◆ Task goal ◆
Print the entire listing. Each line must match the original exactly.
**** Records to use ****
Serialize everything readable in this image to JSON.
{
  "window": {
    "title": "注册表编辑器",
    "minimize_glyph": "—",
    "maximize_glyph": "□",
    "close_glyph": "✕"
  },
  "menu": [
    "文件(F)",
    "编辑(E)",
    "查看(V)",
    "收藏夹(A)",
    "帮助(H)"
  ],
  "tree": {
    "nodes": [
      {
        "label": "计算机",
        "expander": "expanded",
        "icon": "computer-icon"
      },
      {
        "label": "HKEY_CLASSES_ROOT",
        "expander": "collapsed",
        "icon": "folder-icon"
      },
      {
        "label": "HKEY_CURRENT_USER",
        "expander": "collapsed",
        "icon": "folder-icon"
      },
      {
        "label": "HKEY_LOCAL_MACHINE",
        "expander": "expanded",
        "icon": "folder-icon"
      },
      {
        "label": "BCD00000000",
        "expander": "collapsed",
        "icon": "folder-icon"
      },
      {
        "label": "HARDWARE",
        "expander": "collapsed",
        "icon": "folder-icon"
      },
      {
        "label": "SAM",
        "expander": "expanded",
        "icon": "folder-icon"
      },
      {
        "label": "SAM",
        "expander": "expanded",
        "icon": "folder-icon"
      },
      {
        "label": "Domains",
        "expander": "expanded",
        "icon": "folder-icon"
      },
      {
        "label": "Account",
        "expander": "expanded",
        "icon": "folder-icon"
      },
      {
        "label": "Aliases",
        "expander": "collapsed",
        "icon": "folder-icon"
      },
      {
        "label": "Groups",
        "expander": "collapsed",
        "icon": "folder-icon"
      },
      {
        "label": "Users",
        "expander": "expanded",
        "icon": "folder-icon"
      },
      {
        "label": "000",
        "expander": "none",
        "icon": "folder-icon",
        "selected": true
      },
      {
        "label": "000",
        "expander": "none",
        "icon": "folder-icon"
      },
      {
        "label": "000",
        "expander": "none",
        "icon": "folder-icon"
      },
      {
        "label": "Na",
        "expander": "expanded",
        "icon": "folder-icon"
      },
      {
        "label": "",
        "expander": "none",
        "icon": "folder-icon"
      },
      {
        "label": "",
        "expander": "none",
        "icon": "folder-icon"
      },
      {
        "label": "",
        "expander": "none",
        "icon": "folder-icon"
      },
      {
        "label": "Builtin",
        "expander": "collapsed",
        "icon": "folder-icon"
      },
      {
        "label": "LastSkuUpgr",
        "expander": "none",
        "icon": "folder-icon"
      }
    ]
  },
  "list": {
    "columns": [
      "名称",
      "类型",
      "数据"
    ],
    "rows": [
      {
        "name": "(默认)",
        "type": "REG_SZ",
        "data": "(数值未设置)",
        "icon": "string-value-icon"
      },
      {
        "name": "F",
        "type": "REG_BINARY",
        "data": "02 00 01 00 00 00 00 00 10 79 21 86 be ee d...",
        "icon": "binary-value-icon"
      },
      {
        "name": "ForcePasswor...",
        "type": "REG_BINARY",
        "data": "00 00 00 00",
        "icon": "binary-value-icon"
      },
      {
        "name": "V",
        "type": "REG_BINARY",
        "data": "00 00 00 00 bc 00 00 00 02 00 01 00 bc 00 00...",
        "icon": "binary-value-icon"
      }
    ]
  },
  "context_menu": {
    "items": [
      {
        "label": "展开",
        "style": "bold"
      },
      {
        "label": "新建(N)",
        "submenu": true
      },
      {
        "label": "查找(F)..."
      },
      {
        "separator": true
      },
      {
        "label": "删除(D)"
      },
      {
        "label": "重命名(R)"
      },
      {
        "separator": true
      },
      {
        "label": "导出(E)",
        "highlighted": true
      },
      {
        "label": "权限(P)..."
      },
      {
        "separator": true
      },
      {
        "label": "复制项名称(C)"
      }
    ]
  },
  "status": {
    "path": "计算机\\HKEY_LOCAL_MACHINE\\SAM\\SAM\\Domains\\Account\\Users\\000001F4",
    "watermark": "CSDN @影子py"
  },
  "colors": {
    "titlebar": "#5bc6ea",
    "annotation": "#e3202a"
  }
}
****
◆ Response to this exercise ◆
Serialize everything readable in this image to JSON.
{
  "window": {
    "title": "注册表编辑器",
    "minimize_glyph": "—",
    "maximize_glyph": "□",
    "close_glyph": "✕"
  },
  "menu": [
    "文件(F)",
    "编辑(E)",
    "查看(V)",
    "收藏夹(A)",
    "帮助(H)"
  ],
  "tree": {
    "nodes": [
      {
        "label": "计算机",
        "expander": "expanded",
        "icon": "computer-icon"
      },
      {
        "label": "HKEY_CLASSES_ROOT",
        "expander": "collapsed",
        "icon": "folder-icon"
      },
      {
        "label": "HKEY_CURRENT_USER",
        "expander": "collapsed",
        "icon": "folder-icon"
      },
      {
        "label": "HKEY_LOCAL_MACHINE",
        "expander": "expanded",
        "icon": "folder-icon"
      },
      {
        "label": "BCD00000000",
        "expander": "collapsed",
        "icon": "folder-icon"
      },
      {
        "label": "HARDWARE",
        "expander": "collapsed",
        "icon": "folder-icon"
      },
      {
        "label": "SAM",
        "expander": "expanded",
        "icon": "folder-icon"
      },
      {
        "label": "SAM",
        "expander": "expanded",
        "icon": "folder-icon"
      },
      {
        "label": "Domains",
        "expander": "expanded",
        "icon": "folder-icon"
      },
      {
        "label": "Account",
        "expander": "expanded",
        "icon": "folder-icon"
      },
      {
        "label": "Aliases",
        "expander": "collapsed",
        "icon": "folder-icon"
      },
      {
        "label": "Groups",
        "expander": "collapsed",
        "icon": "folder-icon"
      },
      {
        "label": "Users",
        "expander": "expanded",
        "icon": "folder-icon"
      },
      {
        "label": "000",
        "expander": "none",
        "icon": "folder-icon",
        "selected": true
      },
      {
        "label": "000",
        "expander": "none",
        "icon": "folder-icon"
      },
      {
        "label": "000",
        "expander": "none",
        "icon": "folder-icon"
      },
      {
        "label": "Na",
        "expander": "expanded",
        "icon": "folder-icon"
      },
      {
        "label": "",
        "expander": "none",
        "icon": "folder-icon"
      },
      {
        "label": "",
        "expander": "none",
        "icon": "folder-icon"
      },
      {
        "label": "",
        "expander": "none",
        "icon": "folder-icon"
      },
      {
        "label": "Builtin",
        "expander": "collapsed",
        "icon": "folder-icon"
      },
      {
        "label": "LastSkuUpgr",
        "expander": "none",
        "icon": "folder-icon"
      }
    ]
  },
  "list": {
    "columns": [
      "名称",
      "类型",
      "数据"
    ],
    "rows": [
      {
        "name": "(默认)",
        "type": "REG_SZ",
        "data": "(数值未设置)",
        "icon": "string-value-icon"
      },
      {
        "name": "F",
        "type": "REG_BINARY",
        "data": "02 00 01 00 00 00 00 00 10 79 21 86 be ee d...",
        "icon": "binary-value-icon"
      },
      {
        "name": "ForcePasswor...",
        "type": "REG_BINARY",
        "data": "00 00 00 00",
        "icon": "binary-value-icon"
      },
      {
        "name": "V",
        "type": "REG_BINARY",
        "data": "00 00 00 00 bc 00 00 00 02 00 01 00 bc 00 00...",
        "icon": "binary-value-icon"
      }
    ]
  },
  "context_menu": {
    "items": [
      {
        "label": "展开",
        "style": "bold"
      },
      {
        "label": "新建(N)",
        "submenu": true
      },
      {
        "label": "查找(F)..."
      },
      {
        "separator": true
      },
      {
        "label": "删除(D)"
      },
      {
        "label": "重命名(R)"
      },
      {
        "separator": true
      },
      {
        "label": "导出(E)",
        "highlighted": true
      },
      {
        "label": "权限(P)..."
      },
      {
        "separator": true
      },
      {
        "label": "复制项名称(C)"
      }
    ]
  },
  "status": {
    "path": "计算机\\HKEY_LOCAL_MACHINE\\SAM\\SAM\\Domains\\Account\\Users\\000001F4",
    "watermark": "CSDN @影子py"
  },
  "colors": {
    "titlebar": "#5bc6ea",
    "annotation": "#e3202a"
  }
}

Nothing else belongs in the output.